GIVEN TEXT

====

As in no, it does not heavily depend on size in general in the way you describe. It may do so where you are but that's about it. My house is smaller than 1700sqft, was built quite some years before 2008 and we have a 200A panel and I don't know what I would do with 100A service. It would be impossible actually. But that might be because we use electric baseboard heating and thus lots of heating circuits with quite a bunch of amps in use by that.

All houses in this neighborhood use natural gas for heating and stove/oven heating, so they have minimal heating load in the winter in terms of actual electrical consumption, and you get rid of the 50A oven outlet.

In general, electric heat is a bit of a menace in terms of electrical consumption... especially given electric prices lately.

Which is exactly my point. For your reality the reasons you gave make sense for why 100A may have been standard even in 2008. It does not generalize well to an entire continent or two though.

====

INFORMATION PROVIDED
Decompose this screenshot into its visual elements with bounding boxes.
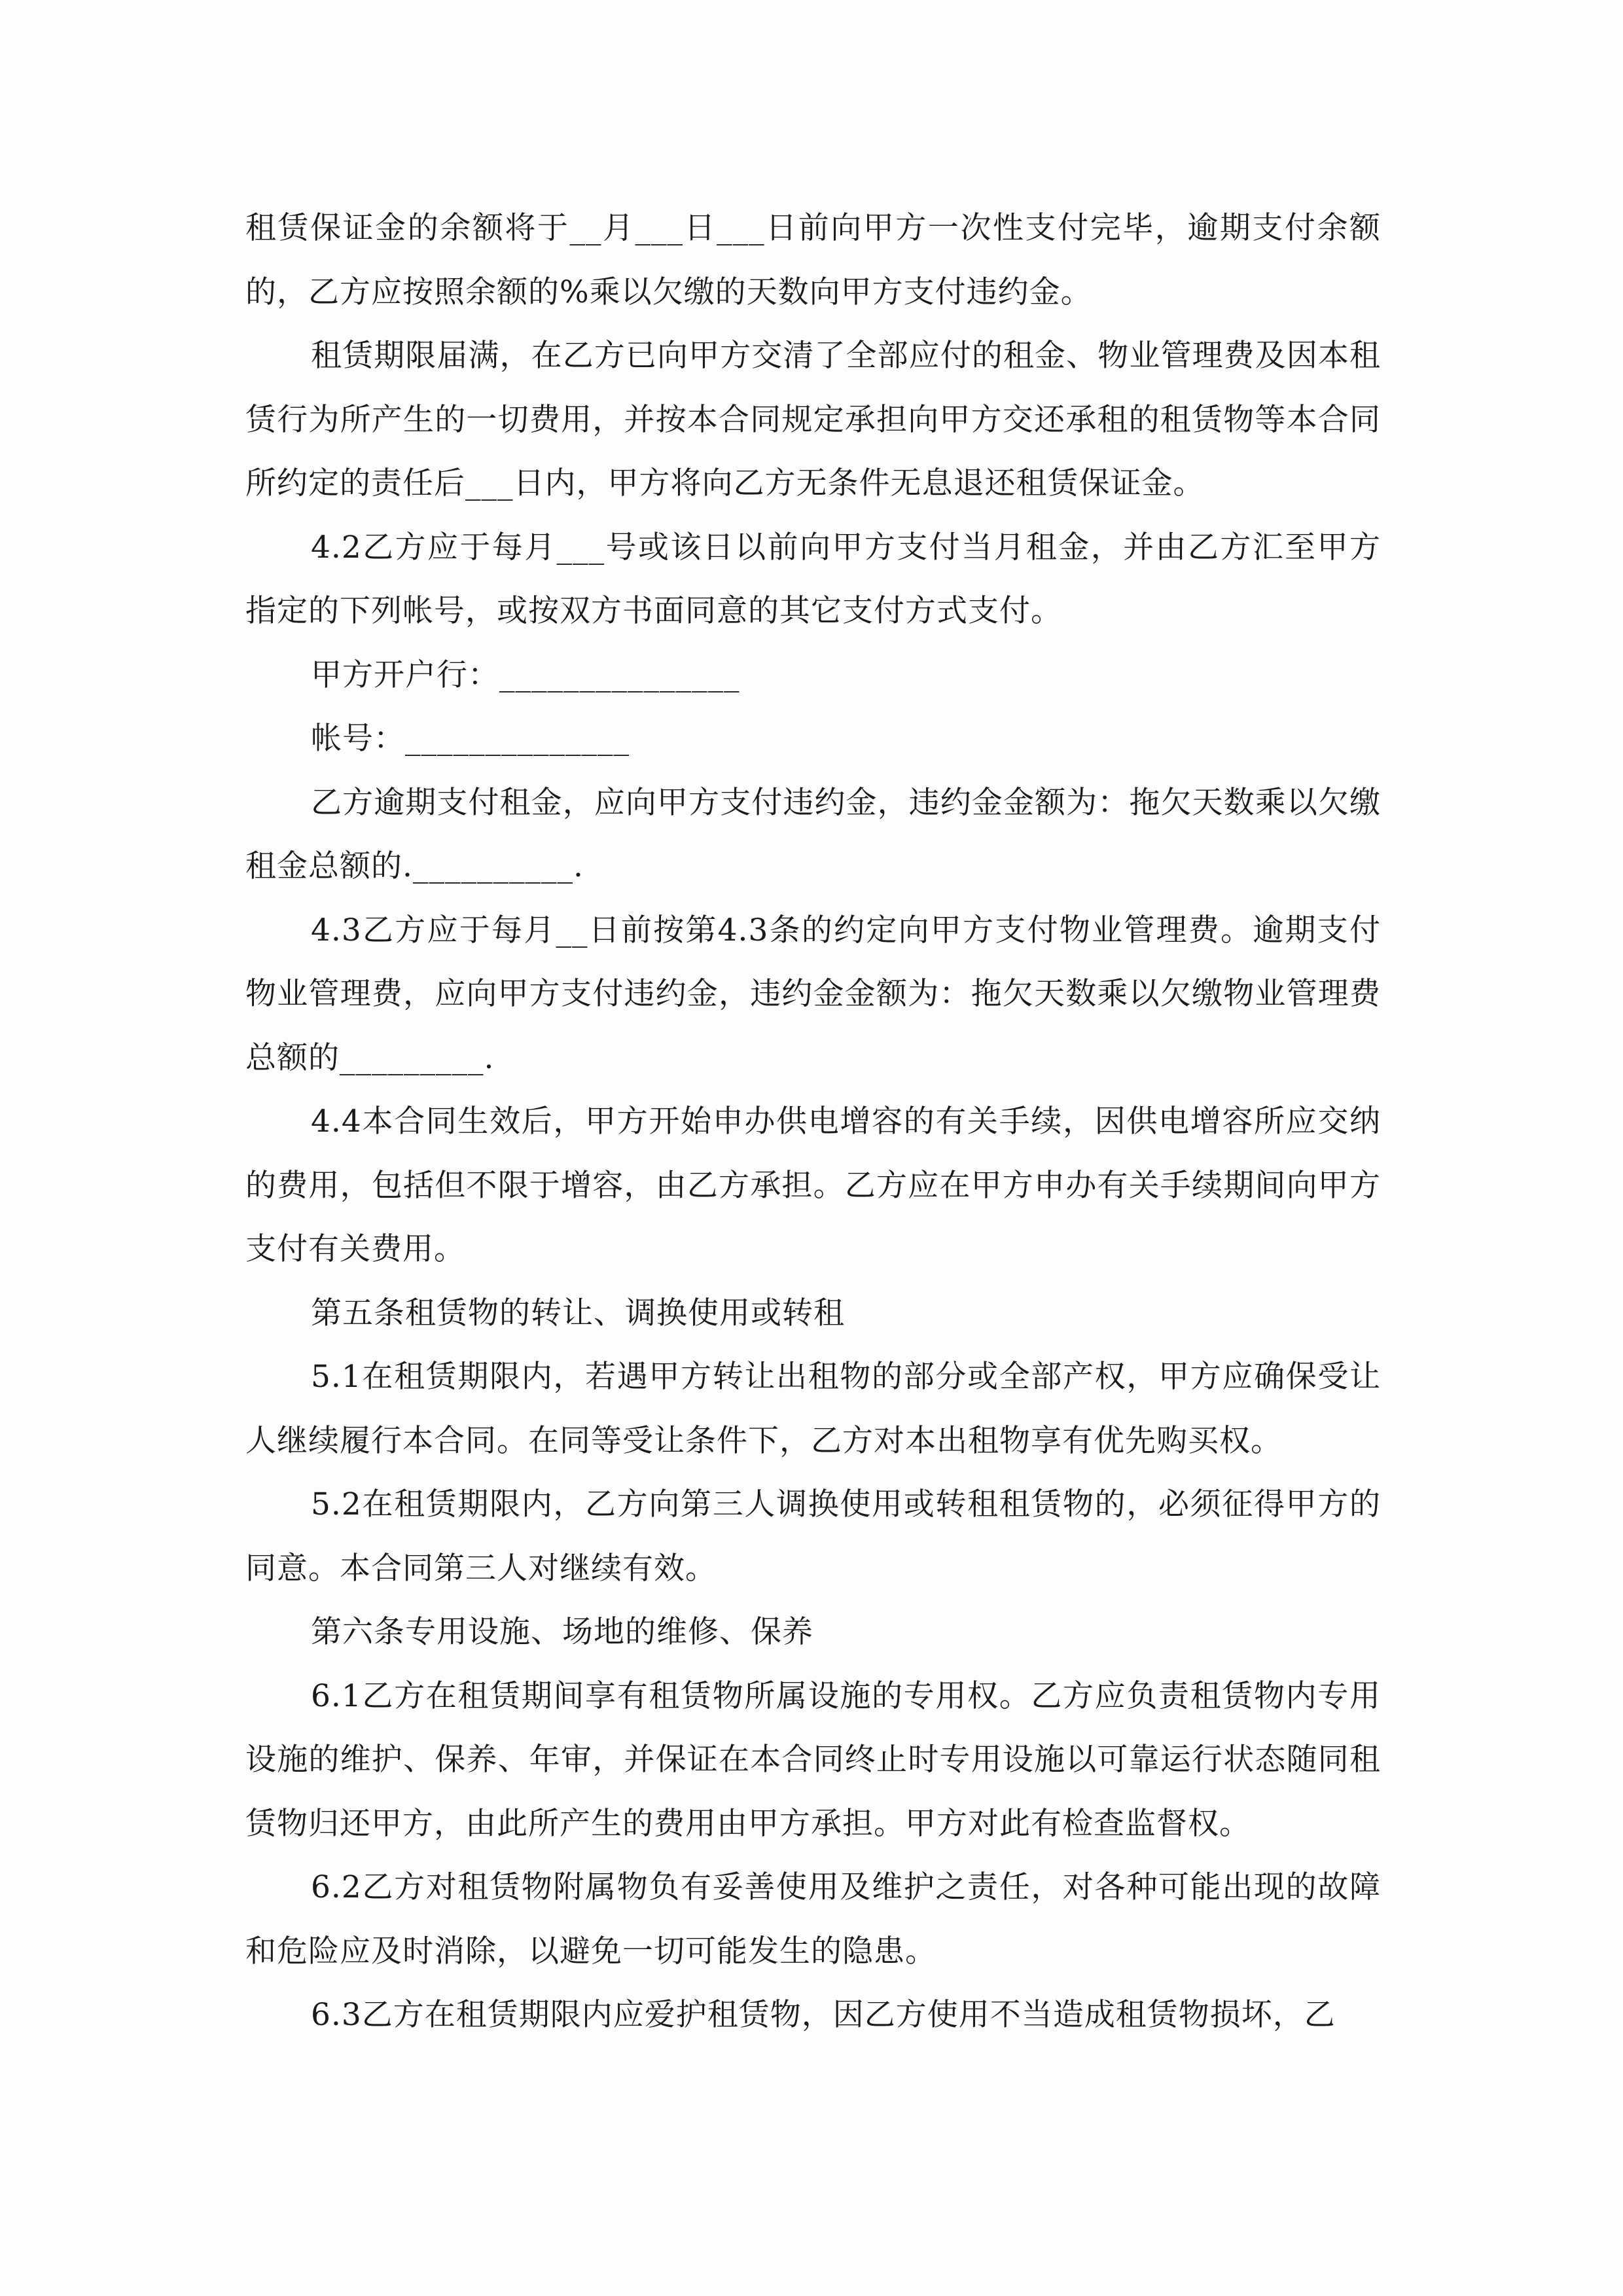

====

THE TASK
Continue the discussion about home electrical service size from its last sentence.

WRITTEN RESPONSE
I live way too far out to have natural gas service and because I have such a small house it has baseboard heating. Most larger houses here have electric furnaces instead. But having 200A service meant I was easily able to add a mini split heat pump taking care of heating most of the time but we have no space to put a furnace instead. We do have propane to heat when power is out (or just if I want the nicety of a roaring fire heating up the room on -40 evenings). The oven is electric too. I was looking at getting a tankless water heater but would need to upgrade the electric service for that apparently because my 200A are not enough in case "everything else is on at the same time" (I personally wouldn't mind the heaters shutting off for 3 minutes while I take a shower but I guess that's against code).

Also electricity prices do not generalize well. Way too much variance across an entire continent or two. What you say is expensive for you actually isn't that expensive here. Now ask someone in Europe this winter what they think about your electricity prices in comparison.